### GOAL
Below is a listing to write out in full, exactly as given, without its pictures.

------ INPUT MATERIAL ------

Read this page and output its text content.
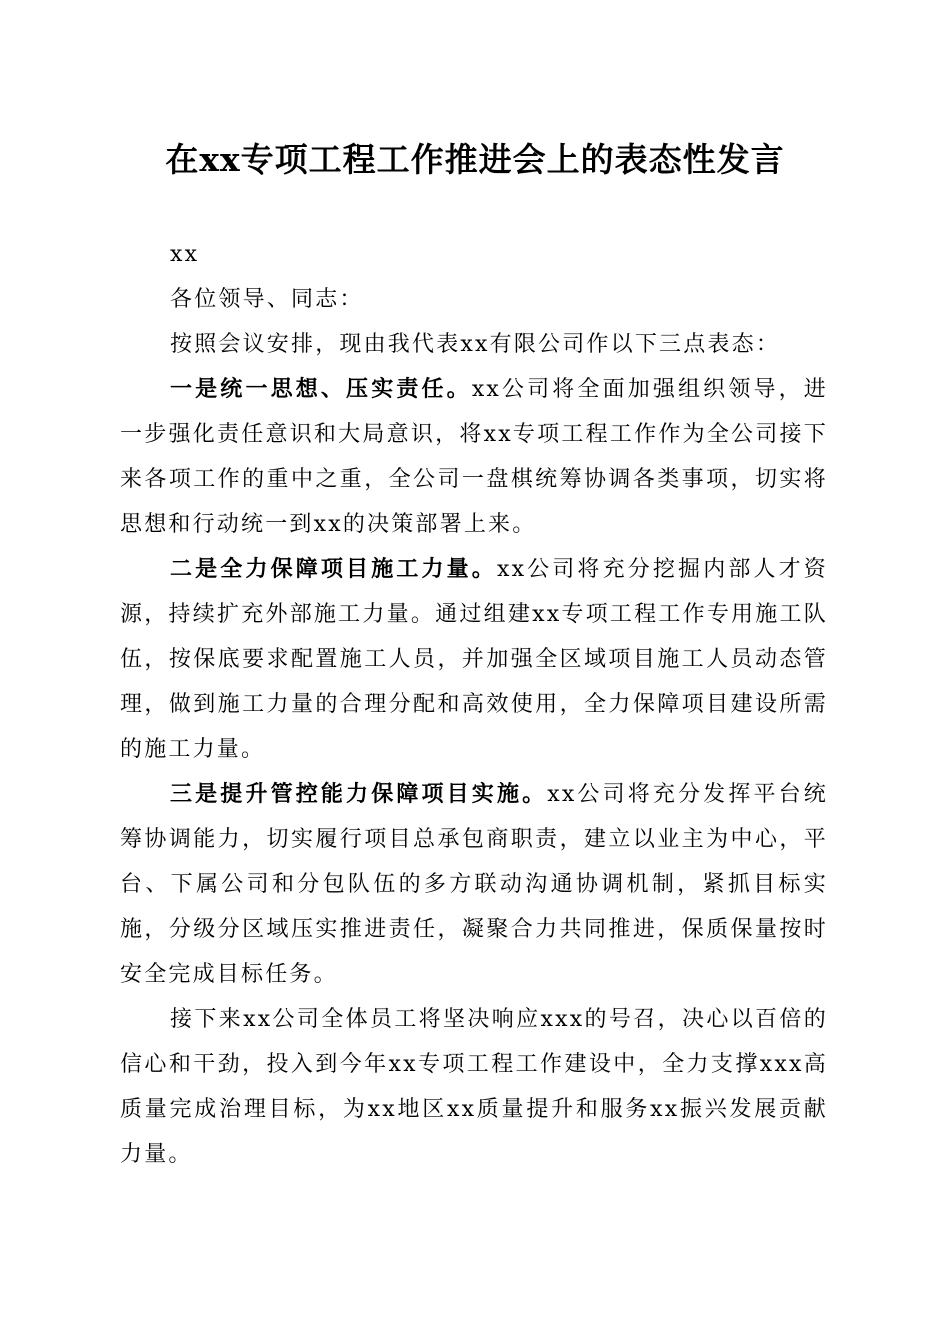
在xx专项工程工作推进会上的表态性发言

xx

各位领导、同志：

按照会议安排，现由我代表xx有限公司作以下三点表态：

一是统一思想、压实责任。xx公司将全面加强组织领导，进一步强化责任意识和大局意识，将xx专项工程工作作为全公司接下来各项工作的重中之重，全公司一盘棋统筹协调各类事项，切实将思想和行动统一到xx的决策部署上来。

二是全力保障项目施工力量。xx公司将充分挖掘内部人才资源，持续扩充外部施工力量。通过组建xx专项工程工作专用施工队伍，按保底要求配置施工人员，并加强全区域项目施工人员动态管理，做到施工力量的合理分配和高效使用，全力保障项目建设所需的施工力量。

三是提升管控能力保障项目实施。xx公司将充分发挥平台统筹协调能力，切实履行项目总承包商职责，建立以业主为中心，平台、下属公司和分包队伍的多方联动沟通协调机制，紧抓目标实施，分级分区域压实推进责任，凝聚合力共同推进，保质保量按时安全完成目标任务。

接下来xx公司全体员工将坚决响应xxx的号召，决心以百倍的信心和干劲，投入到今年xx专项工程工作建设中，全力支撑xxx高质量完成治理目标，为xx地区xx质量提升和服务xx振兴发展贡献力量。
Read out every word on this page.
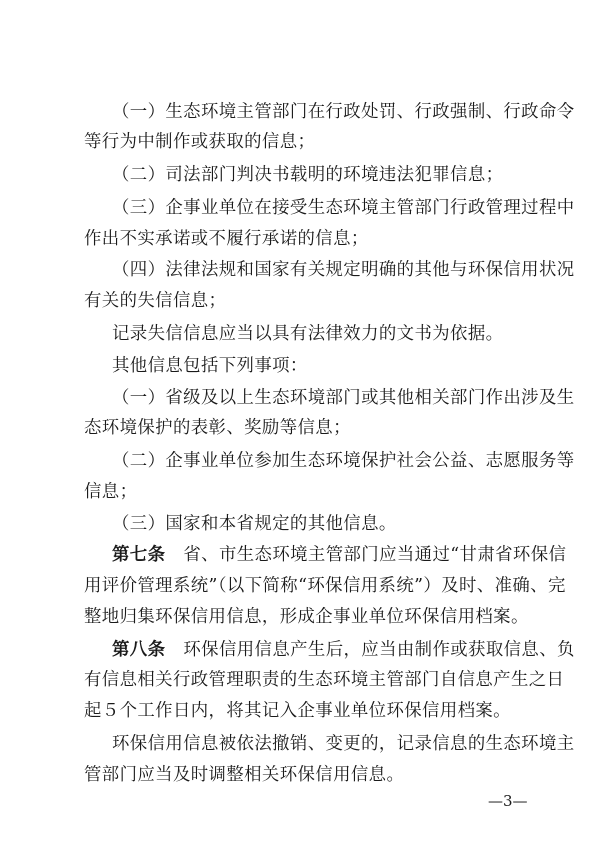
（一）生态环境主管部门在行政处罚、行政强制、行政命令
等行为中制作或获取的信息；
（二）司法部门判决书载明的环境违法犯罪信息；
（三）企事业单位在接受生态环境主管部门行政管理过程中
作出不实承诺或不履行承诺的信息；
（四）法律法规和国家有关规定明确的其他与环保信用状况
有关的失信信息；
记录失信信息应当以具有法律效力的文书为依据。
其他信息包括下列事项：
（一）省级及以上生态环境部门或其他相关部门作出涉及生
态环境保护的表彰、奖励等信息；
（二）企事业单位参加生态环境保护社会公益、志愿服务等
信息；
（三）国家和本省规定的其他信息。
第七条 省、市生态环境主管部门应当通过“甘肃省环保信
用评价管理系统”（以下简称“环保信用系统”）及时、准确、完
整地归集环保信用信息，形成企事业单位环保信用档案。
第八条 环保信用信息产生后，应当由制作或获取信息、负
有信息相关行政管理职责的生态环境主管部门自信息产生之日
起５个工作日内，将其记入企事业单位环保信用档案。
环保信用信息被依法撤销、变更的，记录信息的生态环境主
管部门应当及时调整相关环保信用信息。
—3—
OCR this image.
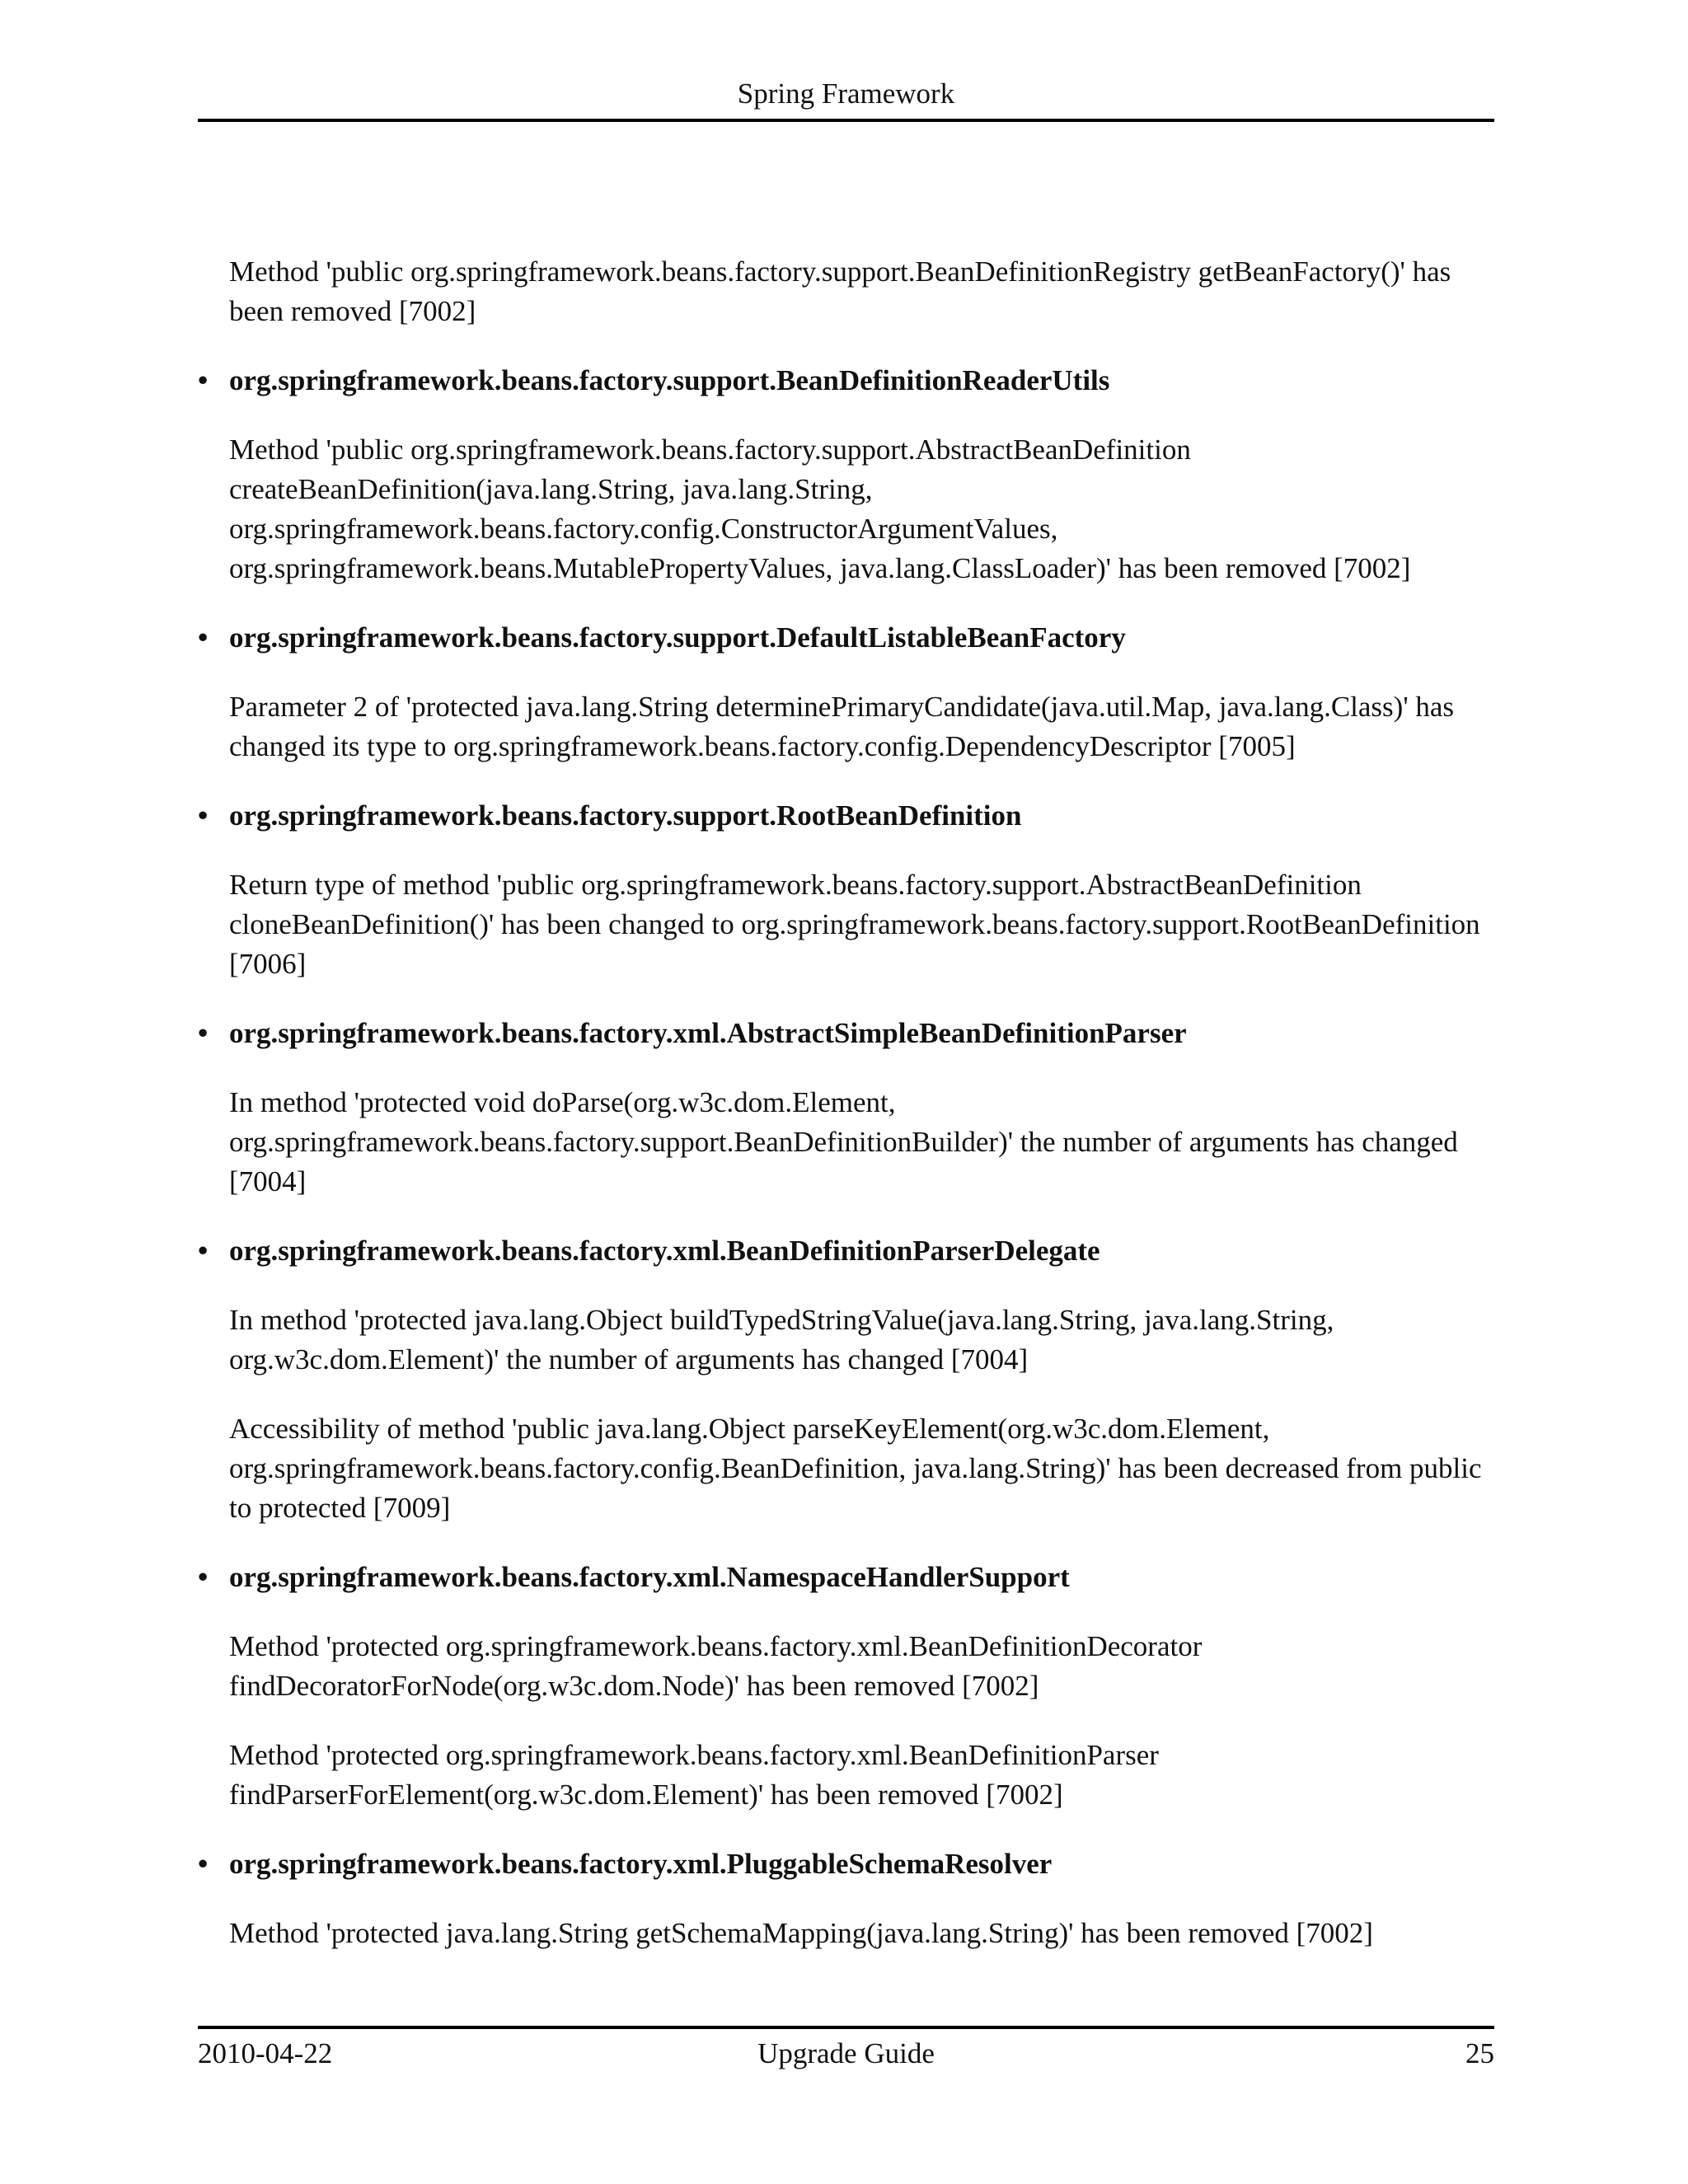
Spring Framework

Method 'public org.springframework.beans.factory.support.BeanDefinitionRegistry getBeanFactory()' has been removed [7002]

• org.springframework.beans.factory.support.BeanDefinitionReaderUtils

Method 'public org.springframework.beans.factory.support.AbstractBeanDefinition createBeanDefinition(java.lang.String, java.lang.String, org.springframework.beans.factory.config.ConstructorArgumentValues, org.springframework.beans.MutablePropertyValues, java.lang.ClassLoader)' has been removed [7002]

• org.springframework.beans.factory.support.DefaultListableBeanFactory

Parameter 2 of 'protected java.lang.String determinePrimaryCandidate(java.util.Map, java.lang.Class)' has changed its type to org.springframework.beans.factory.config.DependencyDescriptor [7005]

• org.springframework.beans.factory.support.RootBeanDefinition

Return type of method 'public org.springframework.beans.factory.support.AbstractBeanDefinition cloneBeanDefinition()' has been changed to org.springframework.beans.factory.support.RootBeanDefinition [7006]

• org.springframework.beans.factory.xml.AbstractSimpleBeanDefinitionParser

In method 'protected void doParse(org.w3c.dom.Element, org.springframework.beans.factory.support.BeanDefinitionBuilder)' the number of arguments has changed [7004]

• org.springframework.beans.factory.xml.BeanDefinitionParserDelegate

In method 'protected java.lang.Object buildTypedStringValue(java.lang.String, java.lang.String, org.w3c.dom.Element)' the number of arguments has changed [7004]

Accessibility of method 'public java.lang.Object parseKeyElement(org.w3c.dom.Element, org.springframework.beans.factory.config.BeanDefinition, java.lang.String)' has been decreased from public to protected [7009]

• org.springframework.beans.factory.xml.NamespaceHandlerSupport

Method 'protected org.springframework.beans.factory.xml.BeanDefinitionDecorator findDecoratorForNode(org.w3c.dom.Node)' has been removed [7002]

Method 'protected org.springframework.beans.factory.xml.BeanDefinitionParser findParserForElement(org.w3c.dom.Element)' has been removed [7002]

• org.springframework.beans.factory.xml.PluggableSchemaResolver

Method 'protected java.lang.String getSchemaMapping(java.lang.String)' has been removed [7002]

2010-04-22	Upgrade Guide	25
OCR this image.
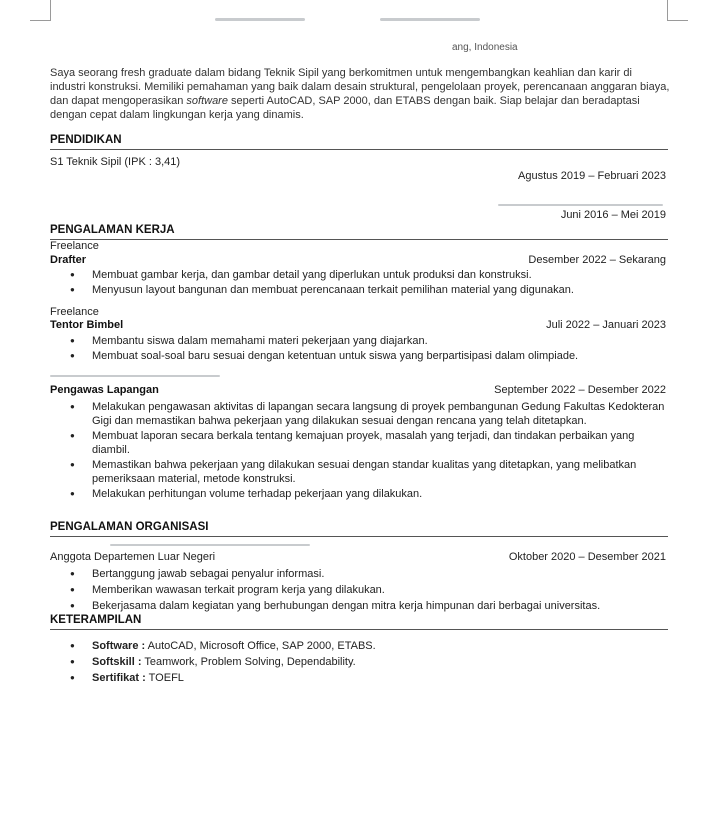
ang, Indonesia

Saya seorang fresh graduate dalam bidang Teknik Sipil yang berkomitmen untuk mengembangkan keahlian dan karir di industri konstruksi. Memiliki pemahaman yang baik dalam desain struktural, pengelolaan proyek, perencanaan anggaran biaya, dan dapat mengoperasikan software seperti AutoCAD, SAP 2000, dan ETABS dengan baik. Siap belajar dan beradaptasi dengan cepat dalam lingkungan kerja yang dinamis.

PENDIDIKAN
S1 Teknik Sipil (IPK : 3,41)
Agustus 2019 – Februari 2023
Juni 2016 – Mei 2019
PENGALAMAN KERJA
Freelance
Drafter	Desember 2022 – Sekarang
● Membuat gambar kerja, dan gambar detail yang diperlukan untuk produksi dan konstruksi.
● Menyusun layout bangunan dan membuat perencanaan terkait pemilihan material yang digunakan.
Freelance
Tentor Bimbel	Juli 2022 – Januari 2023
● Membantu siswa dalam memahami materi pekerjaan yang diajarkan.
● Membuat soal-soal baru sesuai dengan ketentuan untuk siswa yang berpartisipasi dalam olimpiade.
Pengawas Lapangan	September 2022 – Desember 2022
● Melakukan pengawasan aktivitas di lapangan secara langsung di proyek pembangunan Gedung Fakultas Kedokteran Gigi dan memastikan bahwa pekerjaan yang dilakukan sesuai dengan rencana yang telah ditetapkan.
● Membuat laporan secara berkala tentang kemajuan proyek, masalah yang terjadi, dan tindakan perbaikan yang diambil.
● Memastikan bahwa pekerjaan yang dilakukan sesuai dengan standar kualitas yang ditetapkan, yang melibatkan pemeriksaan material, metode konstruksi.
● Melakukan perhitungan volume terhadap pekerjaan yang dilakukan.
PENGALAMAN ORGANISASI
Anggota Departemen Luar Negeri	Oktober 2020 – Desember 2021
● Bertanggung jawab sebagai penyalur informasi.
● Memberikan wawasan terkait program kerja yang dilakukan.
● Bekerjasama dalam kegiatan yang berhubungan dengan mitra kerja himpunan dari berbagai universitas.
KETERAMPILAN
● Software : AutoCAD, Microsoft Office, SAP 2000, ETABS.
● Softskill : Teamwork, Problem Solving, Dependability.
● Sertifikat : TOEFL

------

### COMPLETE ANSWER
Read this page and output its text content.
在xx专项工程工作推进会上的表态性发言

xx

各位领导、同志：

按照会议安排，现由我代表xx有限公司作以下三点表态：

一是统一思想、压实责任。xx公司将全面加强组织领导，进一步强化责任意识和大局意识，将xx专项工程工作作为全公司接下来各项工作的重中之重，全公司一盘棋统筹协调各类事项，切实将思想和行动统一到xx的决策部署上来。

二是全力保障项目施工力量。xx公司将充分挖掘内部人才资源，持续扩充外部施工力量。通过组建xx专项工程工作专用施工队伍，按保底要求配置施工人员，并加强全区域项目施工人员动态管理，做到施工力量的合理分配和高效使用，全力保障项目建设所需的施工力量。

三是提升管控能力保障项目实施。xx公司将充分发挥平台统筹协调能力，切实履行项目总承包商职责，建立以业主为中心，平台、下属公司和分包队伍的多方联动沟通协调机制，紧抓目标实施，分级分区域压实推进责任，凝聚合力共同推进，保质保量按时安全完成目标任务。

接下来xx公司全体员工将坚决响应xxx的号召，决心以百倍的信心和干劲，投入到今年xx专项工程工作建设中，全力支撑xxx高质量完成治理目标，为xx地区xx质量提升和服务xx振兴发展贡献力量。
Read out every word on this page.
（一）生态环境主管部门在行政处罚、行政强制、行政命令
等行为中制作或获取的信息；
（二）司法部门判决书载明的环境违法犯罪信息；
（三）企事业单位在接受生态环境主管部门行政管理过程中
作出不实承诺或不履行承诺的信息；
（四）法律法规和国家有关规定明确的其他与环保信用状况
有关的失信信息；
记录失信信息应当以具有法律效力的文书为依据。
其他信息包括下列事项：
（一）省级及以上生态环境部门或其他相关部门作出涉及生
态环境保护的表彰、奖励等信息；
（二）企事业单位参加生态环境保护社会公益、志愿服务等
信息；
（三）国家和本省规定的其他信息。
第七条 省、市生态环境主管部门应当通过“甘肃省环保信
用评价管理系统”（以下简称“环保信用系统”）及时、准确、完
整地归集环保信用信息，形成企事业单位环保信用档案。
第八条 环保信用信息产生后，应当由制作或获取信息、负
有信息相关行政管理职责的生态环境主管部门自信息产生之日
起５个工作日内，将其记入企事业单位环保信用档案。
环保信用信息被依法撤销、变更的，记录信息的生态环境主
管部门应当及时调整相关环保信用信息。
—3—
OCR this image.
Spring Framework

Method 'public org.springframework.beans.factory.support.BeanDefinitionRegistry getBeanFactory()' has been removed [7002]

• org.springframework.beans.factory.support.BeanDefinitionReaderUtils

Method 'public org.springframework.beans.factory.support.AbstractBeanDefinition createBeanDefinition(java.lang.String, java.lang.String, org.springframework.beans.factory.config.ConstructorArgumentValues, org.springframework.beans.MutablePropertyValues, java.lang.ClassLoader)' has been removed [7002]

• org.springframework.beans.factory.support.DefaultListableBeanFactory

Parameter 2 of 'protected java.lang.String determinePrimaryCandidate(java.util.Map, java.lang.Class)' has changed its type to org.springframework.beans.factory.config.DependencyDescriptor [7005]

• org.springframework.beans.factory.support.RootBeanDefinition

Return type of method 'public org.springframework.beans.factory.support.AbstractBeanDefinition cloneBeanDefinition()' has been changed to org.springframework.beans.factory.support.RootBeanDefinition [7006]

• org.springframework.beans.factory.xml.AbstractSimpleBeanDefinitionParser

In method 'protected void doParse(org.w3c.dom.Element, org.springframework.beans.factory.support.BeanDefinitionBuilder)' the number of arguments has changed [7004]

• org.springframework.beans.factory.xml.BeanDefinitionParserDelegate

In method 'protected java.lang.Object buildTypedStringValue(java.lang.String, java.lang.String, org.w3c.dom.Element)' the number of arguments has changed [7004]

Accessibility of method 'public java.lang.Object parseKeyElement(org.w3c.dom.Element, org.springframework.beans.factory.config.BeanDefinition, java.lang.String)' has been decreased from public to protected [7009]

• org.springframework.beans.factory.xml.NamespaceHandlerSupport

Method 'protected org.springframework.beans.factory.xml.BeanDefinitionDecorator findDecoratorForNode(org.w3c.dom.Node)' has been removed [7002]

Method 'protected org.springframework.beans.factory.xml.BeanDefinitionParser findParserForElement(org.w3c.dom.Element)' has been removed [7002]

• org.springframework.beans.factory.xml.PluggableSchemaResolver

Method 'protected java.lang.String getSchemaMapping(java.lang.String)' has been removed [7002]

2010-04-22	Upgrade Guide	25
OCR this image.
ang, Indonesia

Saya seorang fresh graduate dalam bidang Teknik Sipil yang berkomitmen untuk mengembangkan keahlian dan karir di industri konstruksi. Memiliki pemahaman yang baik dalam desain struktural, pengelolaan proyek, perencanaan anggaran biaya, dan dapat mengoperasikan software seperti AutoCAD, SAP 2000, dan ETABS dengan baik. Siap belajar dan beradaptasi dengan cepat dalam lingkungan kerja yang dinamis.

PENDIDIKAN
S1 Teknik Sipil (IPK : 3,41)
Agustus 2019 – Februari 2023
Juni 2016 – Mei 2019
PENGALAMAN KERJA
Freelance
Drafter	Desember 2022 – Sekarang
● Membuat gambar kerja, dan gambar detail yang diperlukan untuk produksi dan konstruksi.
● Menyusun layout bangunan dan membuat perencanaan terkait pemilihan material yang digunakan.
Freelance
Tentor Bimbel	Juli 2022 – Januari 2023
● Membantu siswa dalam memahami materi pekerjaan yang diajarkan.
● Membuat soal-soal baru sesuai dengan ketentuan untuk siswa yang berpartisipasi dalam olimpiade.
Pengawas Lapangan	September 2022 – Desember 2022
● Melakukan pengawasan aktivitas di lapangan secara langsung di proyek pembangunan Gedung Fakultas Kedokteran Gigi dan memastikan bahwa pekerjaan yang dilakukan sesuai dengan rencana yang telah ditetapkan.
● Membuat laporan secara berkala tentang kemajuan proyek, masalah yang terjadi, dan tindakan perbaikan yang diambil.
● Memastikan bahwa pekerjaan yang dilakukan sesuai dengan standar kualitas yang ditetapkan, yang melibatkan pemeriksaan material, metode konstruksi.
● Melakukan perhitungan volume terhadap pekerjaan yang dilakukan.
PENGALAMAN ORGANISASI
Anggota Departemen Luar Negeri	Oktober 2020 – Desember 2021
● Bertanggung jawab sebagai penyalur informasi.
● Memberikan wawasan terkait program kerja yang dilakukan.
● Bekerjasama dalam kegiatan yang berhubungan dengan mitra kerja himpunan dari berbagai universitas.
KETERAMPILAN
● Software : AutoCAD, Microsoft Office, SAP 2000, ETABS.
● Softskill : Teamwork, Problem Solving, Dependability.
● Sertifikat : TOEFL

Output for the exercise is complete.